GOAL OF THE EXERCISE: Retype every line of the data below without changing anything.
===== DATA TO USE =====
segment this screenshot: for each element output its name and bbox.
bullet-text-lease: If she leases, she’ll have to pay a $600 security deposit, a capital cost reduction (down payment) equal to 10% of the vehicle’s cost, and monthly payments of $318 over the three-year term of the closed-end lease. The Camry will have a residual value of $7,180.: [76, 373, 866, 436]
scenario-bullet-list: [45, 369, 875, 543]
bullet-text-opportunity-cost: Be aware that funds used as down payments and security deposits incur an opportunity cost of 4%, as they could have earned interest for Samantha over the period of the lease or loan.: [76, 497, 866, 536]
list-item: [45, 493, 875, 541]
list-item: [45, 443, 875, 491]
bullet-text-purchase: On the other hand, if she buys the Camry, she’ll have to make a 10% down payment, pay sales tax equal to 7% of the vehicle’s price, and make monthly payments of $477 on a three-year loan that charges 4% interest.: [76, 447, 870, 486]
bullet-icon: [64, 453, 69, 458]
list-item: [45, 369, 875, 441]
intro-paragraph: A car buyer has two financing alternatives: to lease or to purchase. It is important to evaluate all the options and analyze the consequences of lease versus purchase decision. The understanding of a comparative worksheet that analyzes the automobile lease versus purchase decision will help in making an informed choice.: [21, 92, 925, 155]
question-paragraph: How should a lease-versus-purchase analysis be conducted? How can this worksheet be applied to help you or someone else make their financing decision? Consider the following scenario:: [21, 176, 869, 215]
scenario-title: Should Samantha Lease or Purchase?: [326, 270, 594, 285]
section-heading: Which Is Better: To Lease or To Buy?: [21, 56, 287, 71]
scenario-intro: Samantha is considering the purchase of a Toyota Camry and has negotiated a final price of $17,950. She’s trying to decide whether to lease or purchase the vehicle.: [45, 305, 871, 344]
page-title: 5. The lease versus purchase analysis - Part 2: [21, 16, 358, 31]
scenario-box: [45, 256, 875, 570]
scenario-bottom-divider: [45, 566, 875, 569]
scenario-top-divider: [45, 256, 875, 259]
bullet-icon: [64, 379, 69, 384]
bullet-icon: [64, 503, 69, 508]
=====
RESPONSE TO THIS TASK:
segment this screenshot: for each element output its name and bbox.
bullet-text-lease: If she leases, she’ll have to pay a $600 security deposit, a capital cost reduction (down payment) equal to 10% of the vehicle’s cost, and monthly payments of $318 over the three-year term of the closed-end lease. The Camry will have a residual value of $7,180.: [76, 373, 866, 436]
scenario-bullet-list: [45, 369, 875, 543]
bullet-text-opportunity-cost: Be aware that funds used as down payments and security deposits incur an opportunity cost of 4%, as they could have earned interest for Samantha over the period of the lease or loan.: [76, 497, 866, 536]
list-item: [45, 493, 875, 541]
list-item: [45, 443, 875, 491]
bullet-text-purchase: On the other hand, if she buys the Camry, she’ll have to make a 10% down payment, pay sales tax equal to 7% of the vehicle’s price, and make monthly payments of $477 on a three-year loan that charges 4% interest.: [76, 447, 870, 486]
bullet-icon: [64, 453, 69, 458]
list-item: [45, 369, 875, 441]
intro-paragraph: A car buyer has two financing alternatives: to lease or to purchase. It is important to evaluate all the options and analyze the consequences of lease versus purchase decision. The understanding of a comparative worksheet that analyzes the automobile lease versus purchase decision will help in making an informed choice.: [21, 92, 925, 155]
question-paragraph: How should a lease-versus-purchase analysis be conducted? How can this worksheet be applied to help you or someone else make their financing decision? Consider the following scenario:: [21, 176, 869, 215]
scenario-title: Should Samantha Lease or Purchase?: [326, 270, 594, 285]
section-heading: Which Is Better: To Lease or To Buy?: [21, 56, 287, 71]
scenario-intro: Samantha is considering the purchase of a Toyota Camry and has negotiated a final price of $17,950. She’s trying to decide whether to lease or purchase the vehicle.: [45, 305, 871, 344]
page-title: 5. The lease versus purchase analysis - Part 2: [21, 16, 358, 31]
scenario-box: [45, 256, 875, 570]
scenario-bottom-divider: [45, 566, 875, 569]
scenario-top-divider: [45, 256, 875, 259]
bullet-icon: [64, 379, 69, 384]
bullet-icon: [64, 503, 69, 508]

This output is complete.